Would you output the whole listing below, exactly as it reads?
═════ INFORMATION SUPPLIED
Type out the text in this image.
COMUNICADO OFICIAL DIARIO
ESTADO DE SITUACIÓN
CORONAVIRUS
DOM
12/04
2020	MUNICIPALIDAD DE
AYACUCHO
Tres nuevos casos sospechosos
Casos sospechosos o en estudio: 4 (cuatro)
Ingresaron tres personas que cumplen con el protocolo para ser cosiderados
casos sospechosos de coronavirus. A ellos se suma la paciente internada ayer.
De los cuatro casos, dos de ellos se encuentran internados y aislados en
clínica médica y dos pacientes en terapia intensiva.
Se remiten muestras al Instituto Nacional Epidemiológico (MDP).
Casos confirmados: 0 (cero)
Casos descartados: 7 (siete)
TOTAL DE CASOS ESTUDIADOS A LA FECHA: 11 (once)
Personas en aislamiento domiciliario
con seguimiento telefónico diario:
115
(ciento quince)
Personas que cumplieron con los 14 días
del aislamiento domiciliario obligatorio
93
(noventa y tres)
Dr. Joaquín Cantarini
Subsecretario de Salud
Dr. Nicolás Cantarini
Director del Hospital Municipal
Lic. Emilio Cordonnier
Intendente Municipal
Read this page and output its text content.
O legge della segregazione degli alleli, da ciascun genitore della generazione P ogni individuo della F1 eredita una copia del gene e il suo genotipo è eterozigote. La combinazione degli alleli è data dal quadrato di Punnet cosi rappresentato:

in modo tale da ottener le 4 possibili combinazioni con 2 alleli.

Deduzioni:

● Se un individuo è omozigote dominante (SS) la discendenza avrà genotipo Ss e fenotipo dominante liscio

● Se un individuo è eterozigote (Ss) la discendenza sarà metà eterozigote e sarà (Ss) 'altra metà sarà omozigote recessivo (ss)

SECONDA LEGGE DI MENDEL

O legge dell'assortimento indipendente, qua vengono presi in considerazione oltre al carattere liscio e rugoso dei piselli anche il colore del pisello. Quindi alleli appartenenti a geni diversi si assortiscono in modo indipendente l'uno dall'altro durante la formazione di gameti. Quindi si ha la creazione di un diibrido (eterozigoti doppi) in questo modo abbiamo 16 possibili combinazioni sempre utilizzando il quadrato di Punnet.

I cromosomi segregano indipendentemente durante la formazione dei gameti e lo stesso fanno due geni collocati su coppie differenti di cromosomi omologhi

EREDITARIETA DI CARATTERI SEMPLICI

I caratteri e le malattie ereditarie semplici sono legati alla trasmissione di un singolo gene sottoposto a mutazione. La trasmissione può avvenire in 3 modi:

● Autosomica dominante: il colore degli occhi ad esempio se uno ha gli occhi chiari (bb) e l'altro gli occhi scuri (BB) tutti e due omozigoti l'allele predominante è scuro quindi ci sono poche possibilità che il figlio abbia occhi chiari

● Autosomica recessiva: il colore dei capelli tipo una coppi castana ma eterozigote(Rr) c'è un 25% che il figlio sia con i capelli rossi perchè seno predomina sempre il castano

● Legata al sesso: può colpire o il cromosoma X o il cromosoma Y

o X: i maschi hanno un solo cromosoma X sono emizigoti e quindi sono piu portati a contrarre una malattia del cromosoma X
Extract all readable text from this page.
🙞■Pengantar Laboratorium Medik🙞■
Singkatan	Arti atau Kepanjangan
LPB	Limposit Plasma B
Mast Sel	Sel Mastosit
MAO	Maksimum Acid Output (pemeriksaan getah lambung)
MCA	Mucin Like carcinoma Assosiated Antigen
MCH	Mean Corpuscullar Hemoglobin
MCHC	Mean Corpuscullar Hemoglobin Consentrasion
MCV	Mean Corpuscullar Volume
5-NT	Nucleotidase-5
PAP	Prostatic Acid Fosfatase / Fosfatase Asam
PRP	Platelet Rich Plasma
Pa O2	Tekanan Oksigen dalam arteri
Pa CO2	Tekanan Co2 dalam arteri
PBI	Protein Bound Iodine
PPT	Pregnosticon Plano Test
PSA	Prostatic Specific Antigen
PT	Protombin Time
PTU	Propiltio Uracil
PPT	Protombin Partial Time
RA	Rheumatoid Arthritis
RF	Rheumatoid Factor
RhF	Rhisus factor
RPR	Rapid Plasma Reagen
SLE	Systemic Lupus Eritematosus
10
══════════
**OUTPUT FOR THIS EXERCISE**.
Type out the text in this image.
COMUNICADO OFICIAL DIARIO
ESTADO DE SITUACIÓN
CORONAVIRUS
DOM
12/04
2020	MUNICIPALIDAD DE
AYACUCHO
Tres nuevos casos sospechosos
Casos sospechosos o en estudio: 4 (cuatro)
Ingresaron tres personas que cumplen con el protocolo para ser cosiderados
casos sospechosos de coronavirus. A ellos se suma la paciente internada ayer.
De los cuatro casos, dos de ellos se encuentran internados y aislados en
clínica médica y dos pacientes en terapia intensiva.
Se remiten muestras al Instituto Nacional Epidemiológico (MDP).
Casos confirmados: 0 (cero)
Casos descartados: 7 (siete)
TOTAL DE CASOS ESTUDIADOS A LA FECHA: 11 (once)
Personas en aislamiento domiciliario
con seguimiento telefónico diario:
115
(ciento quince)
Personas que cumplieron con los 14 días
del aislamiento domiciliario obligatorio
93
(noventa y tres)
Dr. Joaquín Cantarini
Subsecretario de Salud
Dr. Nicolás Cantarini
Director del Hospital Municipal
Lic. Emilio Cordonnier
Intendente Municipal
Read this page and output its text content.
O legge della segregazione degli alleli, da ciascun genitore della generazione P ogni individuo della F1 eredita una copia del gene e il suo genotipo è eterozigote. La combinazione degli alleli è data dal quadrato di Punnet cosi rappresentato:

in modo tale da ottener le 4 possibili combinazioni con 2 alleli.

Deduzioni:

● Se un individuo è omozigote dominante (SS) la discendenza avrà genotipo Ss e fenotipo dominante liscio

● Se un individuo è eterozigote (Ss) la discendenza sarà metà eterozigote e sarà (Ss) 'altra metà sarà omozigote recessivo (ss)

SECONDA LEGGE DI MENDEL

O legge dell'assortimento indipendente, qua vengono presi in considerazione oltre al carattere liscio e rugoso dei piselli anche il colore del pisello. Quindi alleli appartenenti a geni diversi si assortiscono in modo indipendente l'uno dall'altro durante la formazione di gameti. Quindi si ha la creazione di un diibrido (eterozigoti doppi) in questo modo abbiamo 16 possibili combinazioni sempre utilizzando il quadrato di Punnet.

I cromosomi segregano indipendentemente durante la formazione dei gameti e lo stesso fanno due geni collocati su coppie differenti di cromosomi omologhi

EREDITARIETA DI CARATTERI SEMPLICI

I caratteri e le malattie ereditarie semplici sono legati alla trasmissione di un singolo gene sottoposto a mutazione. La trasmissione può avvenire in 3 modi:

● Autosomica dominante: il colore degli occhi ad esempio se uno ha gli occhi chiari (bb) e l'altro gli occhi scuri (BB) tutti e due omozigoti l'allele predominante è scuro quindi ci sono poche possibilità che il figlio abbia occhi chiari

● Autosomica recessiva: il colore dei capelli tipo una coppi castana ma eterozigote(Rr) c'è un 25% che il figlio sia con i capelli rossi perchè seno predomina sempre il castano

● Legata al sesso: può colpire o il cromosoma X o il cromosoma Y

o X: i maschi hanno un solo cromosoma X sono emizigoti e quindi sono piu portati a contrarre una malattia del cromosoma X
Extract all readable text from this page.
🙞■Pengantar Laboratorium Medik🙞■
Singkatan	Arti atau Kepanjangan
LPB	Limposit Plasma B
Mast Sel	Sel Mastosit
MAO	Maksimum Acid Output (pemeriksaan getah lambung)
MCA	Mucin Like carcinoma Assosiated Antigen
MCH	Mean Corpuscullar Hemoglobin
MCHC	Mean Corpuscullar Hemoglobin Consentrasion
MCV	Mean Corpuscullar Volume
5-NT	Nucleotidase-5
PAP	Prostatic Acid Fosfatase / Fosfatase Asam
PRP	Platelet Rich Plasma
Pa O2	Tekanan Oksigen dalam arteri
Pa CO2	Tekanan Co2 dalam arteri
PBI	Protein Bound Iodine
PPT	Pregnosticon Plano Test
PSA	Prostatic Specific Antigen
PT	Protombin Time
PTU	Propiltio Uracil
PPT	Protombin Partial Time
RA	Rheumatoid Arthritis
RF	Rheumatoid Factor
RhF	Rhisus factor
RPR	Rapid Plasma Reagen
SLE	Systemic Lupus Eritematosus
10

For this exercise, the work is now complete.